_WORK TO COMPLETE_
Give every entry again, word for word.

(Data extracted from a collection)
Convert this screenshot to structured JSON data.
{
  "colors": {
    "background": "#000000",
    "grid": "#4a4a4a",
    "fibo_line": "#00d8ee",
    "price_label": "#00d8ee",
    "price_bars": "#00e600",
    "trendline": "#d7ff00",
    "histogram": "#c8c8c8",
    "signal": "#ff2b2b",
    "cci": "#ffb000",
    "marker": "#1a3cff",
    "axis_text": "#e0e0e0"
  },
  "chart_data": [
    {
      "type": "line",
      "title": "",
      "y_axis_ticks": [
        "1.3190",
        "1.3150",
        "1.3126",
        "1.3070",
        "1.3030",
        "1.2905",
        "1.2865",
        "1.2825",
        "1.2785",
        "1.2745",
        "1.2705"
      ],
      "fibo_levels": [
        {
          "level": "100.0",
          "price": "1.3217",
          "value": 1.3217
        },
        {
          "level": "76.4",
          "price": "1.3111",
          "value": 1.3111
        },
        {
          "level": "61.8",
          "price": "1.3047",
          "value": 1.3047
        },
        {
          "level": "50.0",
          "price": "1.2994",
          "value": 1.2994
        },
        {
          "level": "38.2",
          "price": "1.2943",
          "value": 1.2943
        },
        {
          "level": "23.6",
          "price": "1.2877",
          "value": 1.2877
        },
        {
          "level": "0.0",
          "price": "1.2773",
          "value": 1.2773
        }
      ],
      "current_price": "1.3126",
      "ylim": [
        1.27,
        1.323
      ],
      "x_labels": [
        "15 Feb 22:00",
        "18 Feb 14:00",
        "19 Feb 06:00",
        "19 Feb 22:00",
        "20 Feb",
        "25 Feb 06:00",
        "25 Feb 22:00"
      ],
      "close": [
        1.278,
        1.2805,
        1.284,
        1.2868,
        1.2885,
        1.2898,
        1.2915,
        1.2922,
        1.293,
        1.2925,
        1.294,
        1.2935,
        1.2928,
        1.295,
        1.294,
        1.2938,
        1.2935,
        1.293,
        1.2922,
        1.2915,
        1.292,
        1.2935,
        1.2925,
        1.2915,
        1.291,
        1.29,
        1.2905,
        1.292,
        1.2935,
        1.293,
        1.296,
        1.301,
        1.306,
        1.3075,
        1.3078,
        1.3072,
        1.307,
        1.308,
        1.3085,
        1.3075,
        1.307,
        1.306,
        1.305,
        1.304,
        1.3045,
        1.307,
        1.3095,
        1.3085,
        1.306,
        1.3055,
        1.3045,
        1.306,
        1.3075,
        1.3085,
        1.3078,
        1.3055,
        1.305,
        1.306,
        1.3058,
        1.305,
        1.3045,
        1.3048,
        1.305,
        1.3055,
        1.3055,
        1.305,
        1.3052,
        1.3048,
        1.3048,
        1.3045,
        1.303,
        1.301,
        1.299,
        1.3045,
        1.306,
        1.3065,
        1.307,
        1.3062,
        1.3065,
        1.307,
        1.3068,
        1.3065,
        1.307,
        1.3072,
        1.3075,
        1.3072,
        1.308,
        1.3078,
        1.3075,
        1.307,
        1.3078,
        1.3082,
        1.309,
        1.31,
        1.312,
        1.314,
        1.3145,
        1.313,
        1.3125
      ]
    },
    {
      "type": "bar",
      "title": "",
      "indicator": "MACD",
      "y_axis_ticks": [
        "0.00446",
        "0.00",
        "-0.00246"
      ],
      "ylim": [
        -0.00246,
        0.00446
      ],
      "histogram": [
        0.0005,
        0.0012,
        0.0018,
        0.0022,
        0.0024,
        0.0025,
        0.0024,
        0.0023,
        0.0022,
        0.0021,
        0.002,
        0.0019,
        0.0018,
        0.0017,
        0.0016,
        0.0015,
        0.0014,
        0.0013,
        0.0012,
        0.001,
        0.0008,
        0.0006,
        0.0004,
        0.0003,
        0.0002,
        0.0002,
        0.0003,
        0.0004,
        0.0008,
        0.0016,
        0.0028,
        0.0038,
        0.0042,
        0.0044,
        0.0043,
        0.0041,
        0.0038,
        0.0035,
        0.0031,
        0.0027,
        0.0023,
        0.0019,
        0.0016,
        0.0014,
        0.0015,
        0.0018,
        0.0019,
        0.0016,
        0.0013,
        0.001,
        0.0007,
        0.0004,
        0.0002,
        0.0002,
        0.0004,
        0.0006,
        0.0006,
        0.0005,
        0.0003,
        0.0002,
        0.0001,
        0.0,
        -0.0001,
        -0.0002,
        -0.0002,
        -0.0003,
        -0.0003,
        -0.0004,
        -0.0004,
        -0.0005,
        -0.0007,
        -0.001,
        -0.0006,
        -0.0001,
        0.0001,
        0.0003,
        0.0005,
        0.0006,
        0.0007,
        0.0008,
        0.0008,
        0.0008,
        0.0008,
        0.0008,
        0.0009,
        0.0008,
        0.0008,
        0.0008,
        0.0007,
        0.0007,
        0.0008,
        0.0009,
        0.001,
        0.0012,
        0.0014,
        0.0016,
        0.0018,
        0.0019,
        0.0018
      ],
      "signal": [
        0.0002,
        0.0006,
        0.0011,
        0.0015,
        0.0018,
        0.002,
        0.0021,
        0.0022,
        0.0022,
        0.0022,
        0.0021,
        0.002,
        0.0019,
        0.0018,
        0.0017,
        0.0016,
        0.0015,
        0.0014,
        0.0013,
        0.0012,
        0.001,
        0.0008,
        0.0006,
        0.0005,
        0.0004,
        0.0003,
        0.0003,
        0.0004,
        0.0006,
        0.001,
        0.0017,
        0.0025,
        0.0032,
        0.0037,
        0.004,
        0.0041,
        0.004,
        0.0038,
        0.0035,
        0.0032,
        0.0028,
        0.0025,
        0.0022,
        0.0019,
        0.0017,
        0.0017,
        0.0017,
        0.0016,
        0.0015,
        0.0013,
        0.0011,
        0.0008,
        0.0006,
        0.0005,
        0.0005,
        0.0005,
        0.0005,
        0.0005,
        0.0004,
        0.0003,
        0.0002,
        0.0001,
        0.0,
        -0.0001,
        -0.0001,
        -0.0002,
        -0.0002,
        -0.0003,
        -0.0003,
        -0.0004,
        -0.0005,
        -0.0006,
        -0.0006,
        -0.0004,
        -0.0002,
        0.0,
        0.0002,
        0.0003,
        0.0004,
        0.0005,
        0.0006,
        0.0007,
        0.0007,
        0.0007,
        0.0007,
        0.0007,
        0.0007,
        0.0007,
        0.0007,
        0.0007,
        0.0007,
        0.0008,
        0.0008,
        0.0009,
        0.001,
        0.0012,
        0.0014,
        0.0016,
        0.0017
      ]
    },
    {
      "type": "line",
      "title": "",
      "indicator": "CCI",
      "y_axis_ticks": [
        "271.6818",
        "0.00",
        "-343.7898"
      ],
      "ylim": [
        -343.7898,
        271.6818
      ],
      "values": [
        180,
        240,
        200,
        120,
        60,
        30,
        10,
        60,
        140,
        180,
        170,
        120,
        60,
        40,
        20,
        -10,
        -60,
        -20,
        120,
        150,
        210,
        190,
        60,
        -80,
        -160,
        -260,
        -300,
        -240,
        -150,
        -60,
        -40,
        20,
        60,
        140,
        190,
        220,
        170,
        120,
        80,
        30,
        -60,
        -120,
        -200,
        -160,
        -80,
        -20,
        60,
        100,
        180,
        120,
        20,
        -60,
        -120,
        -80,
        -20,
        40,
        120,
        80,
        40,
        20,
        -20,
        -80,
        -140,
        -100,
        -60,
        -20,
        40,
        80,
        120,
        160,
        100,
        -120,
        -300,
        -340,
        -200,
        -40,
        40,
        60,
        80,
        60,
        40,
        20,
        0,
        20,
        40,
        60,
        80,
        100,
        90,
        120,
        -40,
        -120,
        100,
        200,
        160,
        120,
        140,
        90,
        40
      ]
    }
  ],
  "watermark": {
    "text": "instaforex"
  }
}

_TASK RESULT_
Convert this screenshot to structured JSON data.
{
  "colors": {
    "background": "#000000",
    "grid": "#4a4a4a",
    "fibo_line": "#00d8ee",
    "price_label": "#00d8ee",
    "price_bars": "#00e600",
    "trendline": "#d7ff00",
    "histogram": "#c8c8c8",
    "signal": "#ff2b2b",
    "cci": "#ffb000",
    "marker": "#1a3cff",
    "axis_text": "#e0e0e0"
  },
  "chart_data": [
    {
      "type": "line",
      "title": "",
      "y_axis_ticks": [
        "1.3190",
        "1.3150",
        "1.3126",
        "1.3070",
        "1.3030",
        "1.2905",
        "1.2865",
        "1.2825",
        "1.2785",
        "1.2745",
        "1.2705"
      ],
      "fibo_levels": [
        {
          "level": "100.0",
          "price": "1.3217",
          "value": 1.3217
        },
        {
          "level": "76.4",
          "price": "1.3111",
          "value": 1.3111
        },
        {
          "level": "61.8",
          "price": "1.3047",
          "value": 1.3047
        },
        {
          "level": "50.0",
          "price": "1.2994",
          "value": 1.2994
        },
        {
          "level": "38.2",
          "price": "1.2943",
          "value": 1.2943
        },
        {
          "level": "23.6",
          "price": "1.2877",
          "value": 1.2877
        },
        {
          "level": "0.0",
          "price": "1.2773",
          "value": 1.2773
        }
      ],
      "current_price": "1.3126",
      "ylim": [
        1.27,
        1.323
      ],
      "x_labels": [
        "15 Feb 22:00",
        "18 Feb 14:00",
        "19 Feb 06:00",
        "19 Feb 22:00",
        "20 Feb",
        "25 Feb 06:00",
        "25 Feb 22:00"
      ],
      "close": [
        1.278,
        1.2805,
        1.284,
        1.2868,
        1.2885,
        1.2898,
        1.2915,
        1.2922,
        1.293,
        1.2925,
        1.294,
        1.2935,
        1.2928,
        1.295,
        1.294,
        1.2938,
        1.2935,
        1.293,
        1.2922,
        1.2915,
        1.292,
        1.2935,
        1.2925,
        1.2915,
        1.291,
        1.29,
        1.2905,
        1.292,
        1.2935,
        1.293,
        1.296,
        1.301,
        1.306,
        1.3075,
        1.3078,
        1.3072,
        1.307,
        1.308,
        1.3085,
        1.3075,
        1.307,
        1.306,
        1.305,
        1.304,
        1.3045,
        1.307,
        1.3095,
        1.3085,
        1.306,
        1.3055,
        1.3045,
        1.306,
        1.3075,
        1.3085,
        1.3078,
        1.3055,
        1.305,
        1.306,
        1.3058,
        1.305,
        1.3045,
        1.3048,
        1.305,
        1.3055,
        1.3055,
        1.305,
        1.3052,
        1.3048,
        1.3048,
        1.3045,
        1.303,
        1.301,
        1.299,
        1.3045,
        1.306,
        1.3065,
        1.307,
        1.3062,
        1.3065,
        1.307,
        1.3068,
        1.3065,
        1.307,
        1.3072,
        1.3075,
        1.3072,
        1.308,
        1.3078,
        1.3075,
        1.307,
        1.3078,
        1.3082,
        1.309,
        1.31,
        1.312,
        1.314,
        1.3145,
        1.313,
        1.3125
      ]
    },
    {
      "type": "bar",
      "title": "",
      "indicator": "MACD",
      "y_axis_ticks": [
        "0.00446",
        "0.00",
        "-0.00246"
      ],
      "ylim": [
        -0.00246,
        0.00446
      ],
      "histogram": [
        0.0005,
        0.0012,
        0.0018,
        0.0022,
        0.0024,
        0.0025,
        0.0024,
        0.0023,
        0.0022,
        0.0021,
        0.002,
        0.0019,
        0.0018,
        0.0017,
        0.0016,
        0.0015,
        0.0014,
        0.0013,
        0.0012,
        0.001,
        0.0008,
        0.0006,
        0.0004,
        0.0003,
        0.0002,
        0.0002,
        0.0003,
        0.0004,
        0.0008,
        0.0016,
        0.0028,
        0.0038,
        0.0042,
        0.0044,
        0.0043,
        0.0041,
        0.0038,
        0.0035,
        0.0031,
        0.0027,
        0.0023,
        0.0019,
        0.0016,
        0.0014,
        0.0015,
        0.0018,
        0.0019,
        0.0016,
        0.0013,
        0.001,
        0.0007,
        0.0004,
        0.0002,
        0.0002,
        0.0004,
        0.0006,
        0.0006,
        0.0005,
        0.0003,
        0.0002,
        0.0001,
        0.0,
        -0.0001,
        -0.0002,
        -0.0002,
        -0.0003,
        -0.0003,
        -0.0004,
        -0.0004,
        -0.0005,
        -0.0007,
        -0.001,
        -0.0006,
        -0.0001,
        0.0001,
        0.0003,
        0.0005,
        0.0006,
        0.0007,
        0.0008,
        0.0008,
        0.0008,
        0.0008,
        0.0008,
        0.0009,
        0.0008,
        0.0008,
        0.0008,
        0.0007,
        0.0007,
        0.0008,
        0.0009,
        0.001,
        0.0012,
        0.0014,
        0.0016,
        0.0018,
        0.0019,
        0.0018
      ],
      "signal": [
        0.0002,
        0.0006,
        0.0011,
        0.0015,
        0.0018,
        0.002,
        0.0021,
        0.0022,
        0.0022,
        0.0022,
        0.0021,
        0.002,
        0.0019,
        0.0018,
        0.0017,
        0.0016,
        0.0015,
        0.0014,
        0.0013,
        0.0012,
        0.001,
        0.0008,
        0.0006,
        0.0005,
        0.0004,
        0.0003,
        0.0003,
        0.0004,
        0.0006,
        0.001,
        0.0017,
        0.0025,
        0.0032,
        0.0037,
        0.004,
        0.0041,
        0.004,
        0.0038,
        0.0035,
        0.0032,
        0.0028,
        0.0025,
        0.0022,
        0.0019,
        0.0017,
        0.0017,
        0.0017,
        0.0016,
        0.0015,
        0.0013,
        0.0011,
        0.0008,
        0.0006,
        0.0005,
        0.0005,
        0.0005,
        0.0005,
        0.0005,
        0.0004,
        0.0003,
        0.0002,
        0.0001,
        0.0,
        -0.0001,
        -0.0001,
        -0.0002,
        -0.0002,
        -0.0003,
        -0.0003,
        -0.0004,
        -0.0005,
        -0.0006,
        -0.0006,
        -0.0004,
        -0.0002,
        0.0,
        0.0002,
        0.0003,
        0.0004,
        0.0005,
        0.0006,
        0.0007,
        0.0007,
        0.0007,
        0.0007,
        0.0007,
        0.0007,
        0.0007,
        0.0007,
        0.0007,
        0.0007,
        0.0008,
        0.0008,
        0.0009,
        0.001,
        0.0012,
        0.0014,
        0.0016,
        0.0017
      ]
    },
    {
      "type": "line",
      "title": "",
      "indicator": "CCI",
      "y_axis_ticks": [
        "271.6818",
        "0.00",
        "-343.7898"
      ],
      "ylim": [
        -343.7898,
        271.6818
      ],
      "values": [
        180,
        240,
        200,
        120,
        60,
        30,
        10,
        60,
        140,
        180,
        170,
        120,
        60,
        40,
        20,
        -10,
        -60,
        -20,
        120,
        150,
        210,
        190,
        60,
        -80,
        -160,
        -260,
        -300,
        -240,
        -150,
        -60,
        -40,
        20,
        60,
        140,
        190,
        220,
        170,
        120,
        80,
        30,
        -60,
        -120,
        -200,
        -160,
        -80,
        -20,
        60,
        100,
        180,
        120,
        20,
        -60,
        -120,
        -80,
        -20,
        40,
        120,
        80,
        40,
        20,
        -20,
        -80,
        -140,
        -100,
        -60,
        -20,
        40,
        80,
        120,
        160,
        100,
        -120,
        -300,
        -340,
        -200,
        -40,
        40,
        60,
        80,
        60,
        40,
        20,
        0,
        20,
        40,
        60,
        80,
        100,
        90,
        120,
        -40,
        -120,
        100,
        200,
        160,
        120,
        140,
        90,
        40
      ]
    }
  ],
  "watermark": {
    "text": "instaforex"
  }
}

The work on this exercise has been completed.